PROBLEM ->
Return every line below in which "name" appears.

** start of DATA PROVIDED **

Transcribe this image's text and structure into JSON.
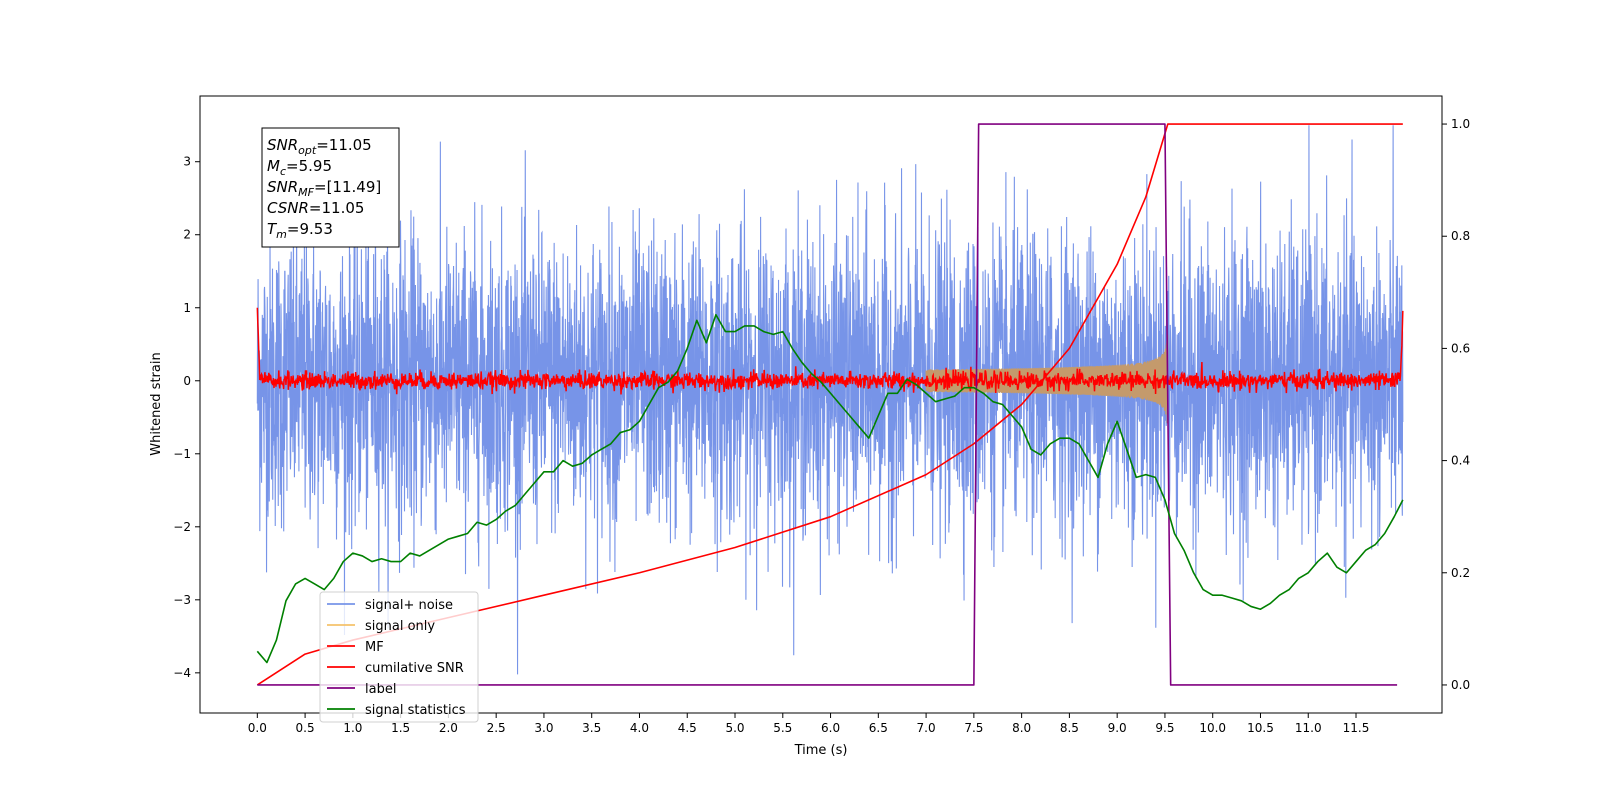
{
  "chart_data": {
    "type": "line",
    "title": "",
    "xlabel": "Time (s)",
    "ylabel": "Whitened strain",
    "xlim": [
      -0.6,
      12.4
    ],
    "ylim_left": [
      -4.55,
      3.9
    ],
    "ylim_right": [
      -0.05,
      1.05
    ],
    "x_ticks": [
      "0.0",
      "0.5",
      "1.0",
      "1.5",
      "2.0",
      "2.5",
      "3.0",
      "3.5",
      "4.0",
      "4.5",
      "5.0",
      "5.5",
      "6.0",
      "6.5",
      "7.0",
      "7.5",
      "8.0",
      "8.5",
      "9.0",
      "9.5",
      "10.0",
      "10.5",
      "11.0",
      "11.5"
    ],
    "y_ticks_left": [
      "−4",
      "−3",
      "−2",
      "−1",
      "0",
      "1",
      "2",
      "3"
    ],
    "y_ticks_right": [
      "0.0",
      "0.2",
      "0.4",
      "0.6",
      "0.8",
      "1.0"
    ],
    "grid": false,
    "legend_position": "lower-left",
    "annotation": {
      "lines": [
        {
          "sym": "SNR",
          "sub": "opt",
          "val": "=11.05"
        },
        {
          "sym": "M",
          "sub": "c",
          "val": "=5.95"
        },
        {
          "sym": "SNR",
          "sub": "MF",
          "val": "=[11.49]"
        },
        {
          "sym": "CSNR",
          "sub": "",
          "val": "=11.05"
        },
        {
          "sym": "T",
          "sub": "m",
          "val": "=9.53"
        }
      ]
    },
    "series": [
      {
        "name": "signal+ noise",
        "color": "#7794e8",
        "axis": "left",
        "kind": "noise",
        "x_range": [
          0,
          11.99
        ],
        "amplitude_typical": 1.0,
        "max": 3.5,
        "min": -4.15
      },
      {
        "name": "signal only",
        "color": "#f5c26b",
        "axis": "left",
        "kind": "chirp",
        "x_range": [
          7.0,
          9.53
        ],
        "peak_amplitude": 0.75
      },
      {
        "name": "MF",
        "color": "#ff0000",
        "axis": "left",
        "kind": "mf",
        "x_range": [
          0,
          11.99
        ],
        "amplitude_typical": 0.1,
        "start": 1.0,
        "end": 0.95
      },
      {
        "name": "cumilative SNR",
        "color": "#ff0000",
        "axis": "right",
        "x": [
          0,
          0.5,
          1.0,
          2.0,
          3.0,
          4.0,
          5.0,
          6.0,
          7.0,
          7.5,
          8.0,
          8.5,
          9.0,
          9.3,
          9.53,
          11.99
        ],
        "y": [
          0.0,
          0.055,
          0.08,
          0.12,
          0.16,
          0.2,
          0.245,
          0.3,
          0.375,
          0.43,
          0.5,
          0.6,
          0.75,
          0.87,
          1.0,
          1.0
        ]
      },
      {
        "name": "label",
        "color": "#800080",
        "axis": "right",
        "x": [
          0,
          7.5,
          7.55,
          9.5,
          9.56,
          11.93
        ],
        "y": [
          0,
          0,
          1,
          1,
          0,
          0
        ]
      },
      {
        "name": "signal statistics",
        "color": "#008000",
        "axis": "right",
        "x": [
          0,
          0.1,
          0.2,
          0.3,
          0.4,
          0.5,
          0.6,
          0.7,
          0.8,
          0.9,
          1.0,
          1.1,
          1.2,
          1.3,
          1.4,
          1.5,
          1.6,
          1.7,
          1.8,
          1.9,
          2.0,
          2.1,
          2.2,
          2.3,
          2.4,
          2.5,
          2.6,
          2.7,
          2.8,
          2.9,
          3.0,
          3.1,
          3.2,
          3.3,
          3.4,
          3.5,
          3.6,
          3.7,
          3.8,
          3.9,
          4.0,
          4.1,
          4.2,
          4.3,
          4.4,
          4.5,
          4.6,
          4.7,
          4.8,
          4.9,
          5.0,
          5.1,
          5.2,
          5.3,
          5.4,
          5.5,
          5.6,
          5.7,
          5.8,
          5.9,
          6.0,
          6.1,
          6.2,
          6.3,
          6.4,
          6.5,
          6.6,
          6.7,
          6.8,
          6.9,
          7.0,
          7.1,
          7.2,
          7.3,
          7.4,
          7.5,
          7.6,
          7.7,
          7.8,
          7.9,
          8.0,
          8.1,
          8.2,
          8.3,
          8.4,
          8.5,
          8.6,
          8.7,
          8.8,
          8.9,
          9.0,
          9.1,
          9.2,
          9.3,
          9.4,
          9.5,
          9.6,
          9.7,
          9.8,
          9.9,
          10.0,
          10.1,
          10.2,
          10.3,
          10.4,
          10.5,
          10.6,
          10.7,
          10.8,
          10.9,
          11.0,
          11.1,
          11.2,
          11.3,
          11.4,
          11.5,
          11.6,
          11.7,
          11.8,
          11.9,
          11.99
        ],
        "y": [
          0.06,
          0.04,
          0.08,
          0.15,
          0.18,
          0.19,
          0.18,
          0.17,
          0.19,
          0.22,
          0.235,
          0.23,
          0.22,
          0.225,
          0.22,
          0.22,
          0.235,
          0.23,
          0.24,
          0.25,
          0.26,
          0.265,
          0.27,
          0.29,
          0.285,
          0.295,
          0.31,
          0.32,
          0.34,
          0.36,
          0.38,
          0.38,
          0.4,
          0.39,
          0.395,
          0.41,
          0.42,
          0.43,
          0.45,
          0.455,
          0.47,
          0.5,
          0.53,
          0.54,
          0.56,
          0.6,
          0.65,
          0.61,
          0.66,
          0.63,
          0.63,
          0.64,
          0.64,
          0.63,
          0.625,
          0.63,
          0.6,
          0.575,
          0.555,
          0.54,
          0.52,
          0.5,
          0.48,
          0.46,
          0.44,
          0.48,
          0.52,
          0.52,
          0.545,
          0.535,
          0.52,
          0.505,
          0.51,
          0.515,
          0.53,
          0.53,
          0.52,
          0.505,
          0.5,
          0.48,
          0.46,
          0.42,
          0.41,
          0.43,
          0.44,
          0.44,
          0.43,
          0.4,
          0.37,
          0.43,
          0.47,
          0.42,
          0.37,
          0.375,
          0.37,
          0.33,
          0.27,
          0.24,
          0.2,
          0.17,
          0.16,
          0.16,
          0.155,
          0.15,
          0.14,
          0.135,
          0.145,
          0.16,
          0.17,
          0.19,
          0.2,
          0.22,
          0.235,
          0.21,
          0.2,
          0.22,
          0.24,
          0.25,
          0.27,
          0.3,
          0.33
        ]
      }
    ]
  }
}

** end of DATA PROVIDED **

EXERCISE OUTPUT ->
        "name": "signal+ noise",
        "name": "signal only",
        "name": "MF",
        "name": "cumilative SNR",
        "name": "label",
        "name": "signal statistics",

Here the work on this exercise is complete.